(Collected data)
───

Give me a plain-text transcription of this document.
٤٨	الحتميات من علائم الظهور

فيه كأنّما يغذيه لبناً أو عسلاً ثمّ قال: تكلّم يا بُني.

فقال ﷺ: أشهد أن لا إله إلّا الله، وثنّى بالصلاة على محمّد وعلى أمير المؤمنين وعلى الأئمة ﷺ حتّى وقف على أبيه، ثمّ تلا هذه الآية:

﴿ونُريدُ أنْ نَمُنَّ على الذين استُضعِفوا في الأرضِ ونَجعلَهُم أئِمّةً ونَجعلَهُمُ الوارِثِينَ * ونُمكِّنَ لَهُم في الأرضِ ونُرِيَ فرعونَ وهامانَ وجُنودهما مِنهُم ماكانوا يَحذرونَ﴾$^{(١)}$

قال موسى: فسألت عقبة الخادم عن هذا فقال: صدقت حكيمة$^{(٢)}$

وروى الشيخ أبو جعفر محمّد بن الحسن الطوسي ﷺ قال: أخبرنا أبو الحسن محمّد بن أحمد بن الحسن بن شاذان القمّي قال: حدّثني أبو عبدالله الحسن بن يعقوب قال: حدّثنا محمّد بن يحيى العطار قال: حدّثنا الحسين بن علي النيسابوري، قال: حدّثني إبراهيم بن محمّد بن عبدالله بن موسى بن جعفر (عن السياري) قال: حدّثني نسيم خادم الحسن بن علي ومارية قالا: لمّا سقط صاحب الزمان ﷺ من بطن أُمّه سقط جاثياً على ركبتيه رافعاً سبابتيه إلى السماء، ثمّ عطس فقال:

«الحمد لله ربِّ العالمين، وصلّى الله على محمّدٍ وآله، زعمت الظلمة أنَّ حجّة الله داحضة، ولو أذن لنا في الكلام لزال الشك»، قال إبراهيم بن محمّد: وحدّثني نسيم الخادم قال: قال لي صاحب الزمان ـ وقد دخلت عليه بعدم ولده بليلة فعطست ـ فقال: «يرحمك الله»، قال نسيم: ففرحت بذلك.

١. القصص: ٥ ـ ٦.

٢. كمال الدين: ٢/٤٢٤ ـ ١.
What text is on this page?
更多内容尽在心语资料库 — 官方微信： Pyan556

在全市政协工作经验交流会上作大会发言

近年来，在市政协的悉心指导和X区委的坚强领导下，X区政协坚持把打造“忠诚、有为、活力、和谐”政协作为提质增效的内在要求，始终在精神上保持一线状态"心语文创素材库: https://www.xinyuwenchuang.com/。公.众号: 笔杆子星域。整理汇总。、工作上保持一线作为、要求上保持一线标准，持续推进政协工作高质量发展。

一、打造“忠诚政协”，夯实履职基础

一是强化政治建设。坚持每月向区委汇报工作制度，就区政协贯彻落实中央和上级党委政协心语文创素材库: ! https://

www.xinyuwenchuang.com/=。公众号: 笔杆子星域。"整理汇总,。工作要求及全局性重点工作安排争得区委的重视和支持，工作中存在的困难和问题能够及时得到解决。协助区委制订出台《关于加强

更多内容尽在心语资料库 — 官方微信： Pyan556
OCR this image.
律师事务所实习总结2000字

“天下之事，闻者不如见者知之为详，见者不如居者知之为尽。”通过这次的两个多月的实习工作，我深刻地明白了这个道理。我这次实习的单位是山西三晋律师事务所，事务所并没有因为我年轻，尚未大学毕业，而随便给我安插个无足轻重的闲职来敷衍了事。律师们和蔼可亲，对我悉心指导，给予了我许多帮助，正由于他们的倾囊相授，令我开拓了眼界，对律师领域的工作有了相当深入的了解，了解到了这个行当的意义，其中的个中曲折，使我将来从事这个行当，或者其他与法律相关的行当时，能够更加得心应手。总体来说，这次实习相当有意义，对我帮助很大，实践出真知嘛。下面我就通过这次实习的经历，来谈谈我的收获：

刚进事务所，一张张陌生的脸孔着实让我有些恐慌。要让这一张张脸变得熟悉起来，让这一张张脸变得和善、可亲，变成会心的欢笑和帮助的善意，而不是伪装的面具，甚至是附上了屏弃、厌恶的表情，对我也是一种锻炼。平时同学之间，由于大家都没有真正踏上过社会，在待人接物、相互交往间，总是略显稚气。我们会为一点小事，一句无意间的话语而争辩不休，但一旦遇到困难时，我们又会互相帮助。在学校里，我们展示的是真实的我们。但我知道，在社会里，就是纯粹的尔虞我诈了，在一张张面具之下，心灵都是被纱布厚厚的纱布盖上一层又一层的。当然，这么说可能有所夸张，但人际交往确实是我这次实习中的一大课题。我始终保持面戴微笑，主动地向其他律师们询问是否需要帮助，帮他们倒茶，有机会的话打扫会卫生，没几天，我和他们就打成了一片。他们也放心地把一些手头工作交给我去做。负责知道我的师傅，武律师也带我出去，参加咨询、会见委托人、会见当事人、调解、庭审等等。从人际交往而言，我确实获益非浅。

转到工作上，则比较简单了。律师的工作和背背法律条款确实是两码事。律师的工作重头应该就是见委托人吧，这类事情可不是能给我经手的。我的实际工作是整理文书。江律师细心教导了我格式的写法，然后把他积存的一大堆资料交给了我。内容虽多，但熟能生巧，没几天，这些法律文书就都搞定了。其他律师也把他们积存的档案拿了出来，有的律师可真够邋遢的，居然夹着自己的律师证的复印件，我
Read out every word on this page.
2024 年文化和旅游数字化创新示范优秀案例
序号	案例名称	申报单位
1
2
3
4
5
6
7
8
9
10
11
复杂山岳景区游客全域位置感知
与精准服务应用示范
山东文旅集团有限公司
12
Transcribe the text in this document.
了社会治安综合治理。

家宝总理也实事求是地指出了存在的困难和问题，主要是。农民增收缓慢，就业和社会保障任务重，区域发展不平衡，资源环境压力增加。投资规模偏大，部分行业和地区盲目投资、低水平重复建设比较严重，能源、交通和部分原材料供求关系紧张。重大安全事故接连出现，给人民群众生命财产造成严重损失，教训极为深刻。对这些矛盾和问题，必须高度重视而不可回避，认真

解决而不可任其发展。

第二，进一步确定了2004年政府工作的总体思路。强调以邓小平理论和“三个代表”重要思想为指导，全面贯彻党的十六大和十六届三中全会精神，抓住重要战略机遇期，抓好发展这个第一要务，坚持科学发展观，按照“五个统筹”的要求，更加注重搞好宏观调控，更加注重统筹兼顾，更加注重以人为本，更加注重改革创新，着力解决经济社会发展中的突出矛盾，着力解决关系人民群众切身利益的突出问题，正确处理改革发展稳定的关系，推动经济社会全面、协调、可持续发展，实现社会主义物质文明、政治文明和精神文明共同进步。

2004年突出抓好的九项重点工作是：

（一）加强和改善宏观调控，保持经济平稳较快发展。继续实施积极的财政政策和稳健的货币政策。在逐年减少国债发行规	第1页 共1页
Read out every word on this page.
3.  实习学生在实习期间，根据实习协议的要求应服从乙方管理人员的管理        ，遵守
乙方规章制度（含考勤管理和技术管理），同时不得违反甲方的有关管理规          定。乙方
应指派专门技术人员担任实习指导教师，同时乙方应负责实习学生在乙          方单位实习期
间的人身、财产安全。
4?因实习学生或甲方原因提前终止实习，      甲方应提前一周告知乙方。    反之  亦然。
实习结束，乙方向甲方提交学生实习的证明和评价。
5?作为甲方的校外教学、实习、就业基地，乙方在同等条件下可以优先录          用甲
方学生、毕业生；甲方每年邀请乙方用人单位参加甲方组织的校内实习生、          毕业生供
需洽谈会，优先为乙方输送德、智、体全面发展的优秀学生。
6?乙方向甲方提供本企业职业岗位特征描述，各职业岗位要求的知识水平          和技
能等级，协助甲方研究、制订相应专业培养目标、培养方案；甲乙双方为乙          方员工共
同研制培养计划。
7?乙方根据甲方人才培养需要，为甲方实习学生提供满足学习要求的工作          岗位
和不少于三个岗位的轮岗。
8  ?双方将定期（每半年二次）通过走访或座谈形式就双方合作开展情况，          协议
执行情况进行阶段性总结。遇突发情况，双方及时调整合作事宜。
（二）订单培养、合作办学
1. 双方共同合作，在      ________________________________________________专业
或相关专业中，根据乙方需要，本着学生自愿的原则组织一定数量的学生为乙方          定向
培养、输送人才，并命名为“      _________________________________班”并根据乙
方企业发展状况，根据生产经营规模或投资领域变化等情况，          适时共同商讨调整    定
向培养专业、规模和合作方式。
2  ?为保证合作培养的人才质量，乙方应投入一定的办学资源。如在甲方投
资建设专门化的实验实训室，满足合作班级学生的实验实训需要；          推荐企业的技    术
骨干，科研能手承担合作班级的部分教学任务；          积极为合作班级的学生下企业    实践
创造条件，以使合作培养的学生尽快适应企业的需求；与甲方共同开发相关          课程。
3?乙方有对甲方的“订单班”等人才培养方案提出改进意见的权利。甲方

───

» **Your goal**: Starting with the line that contains "Transcribe the text in this document.", output every line through the end of the listing above, unchanged.

» **Full output**:
Transcribe the text in this document.
了社会治安综合治理。

家宝总理也实事求是地指出了存在的困难和问题，主要是。农民增收缓慢，就业和社会保障任务重，区域发展不平衡，资源环境压力增加。投资规模偏大，部分行业和地区盲目投资、低水平重复建设比较严重，能源、交通和部分原材料供求关系紧张。重大安全事故接连出现，给人民群众生命财产造成严重损失，教训极为深刻。对这些矛盾和问题，必须高度重视而不可回避，认真

解决而不可任其发展。

第二，进一步确定了2004年政府工作的总体思路。强调以邓小平理论和“三个代表”重要思想为指导，全面贯彻党的十六大和十六届三中全会精神，抓住重要战略机遇期，抓好发展这个第一要务，坚持科学发展观，按照“五个统筹”的要求，更加注重搞好宏观调控，更加注重统筹兼顾，更加注重以人为本，更加注重改革创新，着力解决经济社会发展中的突出矛盾，着力解决关系人民群众切身利益的突出问题，正确处理改革发展稳定的关系，推动经济社会全面、协调、可持续发展，实现社会主义物质文明、政治文明和精神文明共同进步。

2004年突出抓好的九项重点工作是：

（一）加强和改善宏观调控，保持经济平稳较快发展。继续实施积极的财政政策和稳健的货币政策。在逐年减少国债发行规	第1页 共1页
Read out every word on this page.
3.  实习学生在实习期间，根据实习协议的要求应服从乙方管理人员的管理        ，遵守
乙方规章制度（含考勤管理和技术管理），同时不得违反甲方的有关管理规          定。乙方
应指派专门技术人员担任实习指导教师，同时乙方应负责实习学生在乙          方单位实习期
间的人身、财产安全。
4?因实习学生或甲方原因提前终止实习，      甲方应提前一周告知乙方。    反之  亦然。
实习结束，乙方向甲方提交学生实习的证明和评价。
5?作为甲方的校外教学、实习、就业基地，乙方在同等条件下可以优先录          用甲
方学生、毕业生；甲方每年邀请乙方用人单位参加甲方组织的校内实习生、          毕业生供
需洽谈会，优先为乙方输送德、智、体全面发展的优秀学生。
6?乙方向甲方提供本企业职业岗位特征描述，各职业岗位要求的知识水平          和技
能等级，协助甲方研究、制订相应专业培养目标、培养方案；甲乙双方为乙          方员工共
同研制培养计划。
7?乙方根据甲方人才培养需要，为甲方实习学生提供满足学习要求的工作          岗位
和不少于三个岗位的轮岗。
8  ?双方将定期（每半年二次）通过走访或座谈形式就双方合作开展情况，          协议
执行情况进行阶段性总结。遇突发情况，双方及时调整合作事宜。
（二）订单培养、合作办学
1. 双方共同合作，在      ________________________________________________专业
或相关专业中，根据乙方需要，本着学生自愿的原则组织一定数量的学生为乙方          定向
培养、输送人才，并命名为“      _________________________________班”并根据乙
方企业发展状况，根据生产经营规模或投资领域变化等情况，          适时共同商讨调整    定
向培养专业、规模和合作方式。
2  ?为保证合作培养的人才质量，乙方应投入一定的办学资源。如在甲方投
资建设专门化的实验实训室，满足合作班级学生的实验实训需要；          推荐企业的技    术
骨干，科研能手承担合作班级的部分教学任务；          积极为合作班级的学生下企业    实践
创造条件，以使合作培养的学生尽快适应企业的需求；与甲方共同开发相关          课程。
3?乙方有对甲方的“订单班”等人才培养方案提出改进意见的权利。甲方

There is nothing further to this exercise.